## Data records
----------

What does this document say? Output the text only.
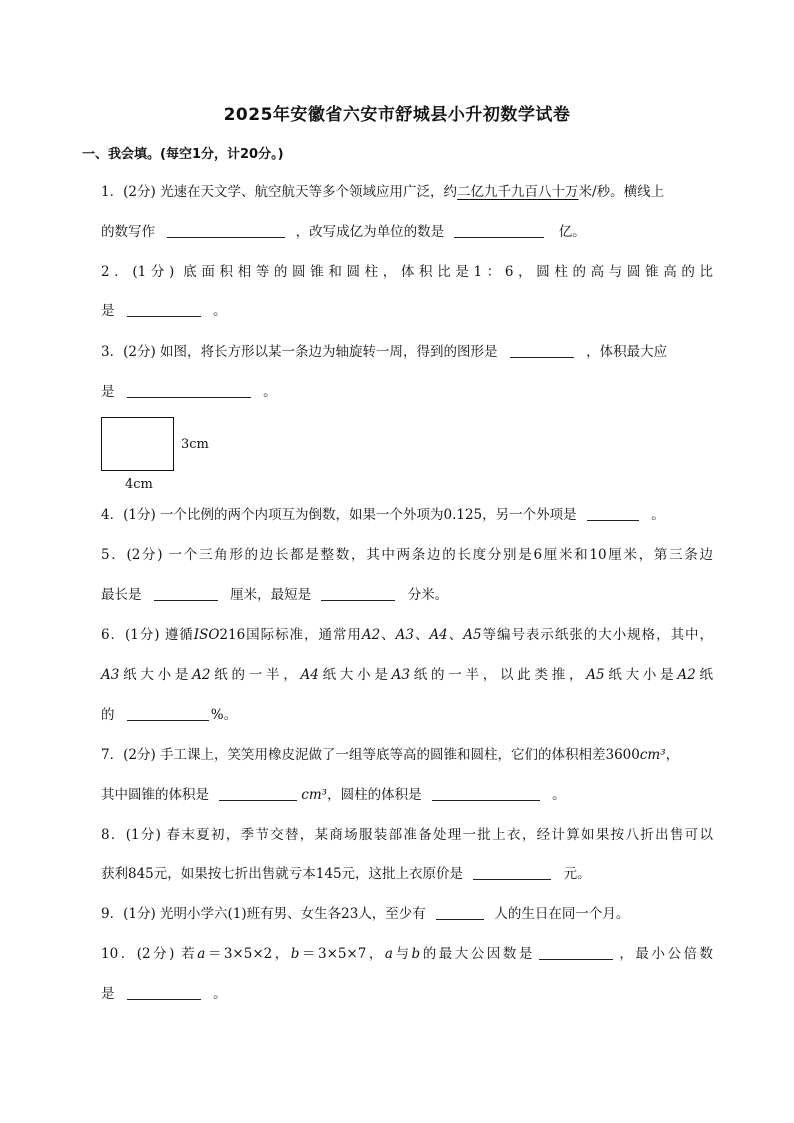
2025年安徽省六安市舒城县小升初数学试卷
一、我会填。(每空1分，计20分。)
1．(2分) 光速在天文学、航空航天等多个领域应用广泛，约二亿九千九百八十万米/秒。横线上
的数写作	，改写成亿为单位的数是	亿。
2．(1分) 底面积相等的圆锥和圆柱，体积比是1：6，圆柱的高与圆锥高的比
是	。
3．(2分) 如图，将长方形以某一条边为轴旋转一周，得到的图形是	，体积最大应
是	。
3cm
4cm
4．(1分) 一个比例的两个内项互为倒数，如果一个外项为0.125，另一个外项是	。
5．(2分) 一个三角形的边长都是整数，其中两条边的长度分别是6厘米和10厘米，第三条边
最长是	厘米，最短是	分米。
6．(1分) 遵循ISO216国际标准，通常用A2、A3、A4、A5等编号表示纸张的大小规格，其中，
A3纸大小是A2纸的一半，A4纸大小是A3纸的一半，以此类推，A5纸大小是A2纸
的	%。
7．(2分) 手工课上，笑笑用橡皮泥做了一组等底等高的圆锥和圆柱，它们的体积相差3600cm³，
其中圆锥的体积是	cm³，圆柱的体积是	。
8．(1分) 春末夏初，季节交替，某商场服装部准备处理一批上衣，经计算如果按八折出售可以
获利845元，如果按七折出售就亏本145元，这批上衣原价是	元。
9．(1分) 光明小学六(1)班有男、女生各23人，至少有	人的生日在同一个月。
10．(2分) 若a＝3×5×2，b＝3×5×7，a与b的最大公因数是	，最小公倍数
是	。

----------

## Aim
Copy out each line exactly, without the pictures.

## Solution to the exercise
What does this document say? Output the text only.
2025年安徽省六安市舒城县小升初数学试卷
一、我会填。(每空1分，计20分。)
1．(2分) 光速在天文学、航空航天等多个领域应用广泛，约二亿九千九百八十万米/秒。横线上
的数写作	，改写成亿为单位的数是	亿。
2．(1分) 底面积相等的圆锥和圆柱，体积比是1：6，圆柱的高与圆锥高的比
是	。
3．(2分) 如图，将长方形以某一条边为轴旋转一周，得到的图形是	，体积最大应
是	。
3cm
4cm
4．(1分) 一个比例的两个内项互为倒数，如果一个外项为0.125，另一个外项是	。
5．(2分) 一个三角形的边长都是整数，其中两条边的长度分别是6厘米和10厘米，第三条边
最长是	厘米，最短是	分米。
6．(1分) 遵循ISO216国际标准，通常用A2、A3、A4、A5等编号表示纸张的大小规格，其中，
A3纸大小是A2纸的一半，A4纸大小是A3纸的一半，以此类推，A5纸大小是A2纸
的	%。
7．(2分) 手工课上，笑笑用橡皮泥做了一组等底等高的圆锥和圆柱，它们的体积相差3600cm³，
其中圆锥的体积是	cm³，圆柱的体积是	。
8．(1分) 春末夏初，季节交替，某商场服装部准备处理一批上衣，经计算如果按八折出售可以
获利845元，如果按七折出售就亏本145元，这批上衣原价是	元。
9．(1分) 光明小学六(1)班有男、女生各23人，至少有	人的生日在同一个月。
10．(2分) 若a＝3×5×2，b＝3×5×7，a与b的最大公因数是	，最小公倍数
是	。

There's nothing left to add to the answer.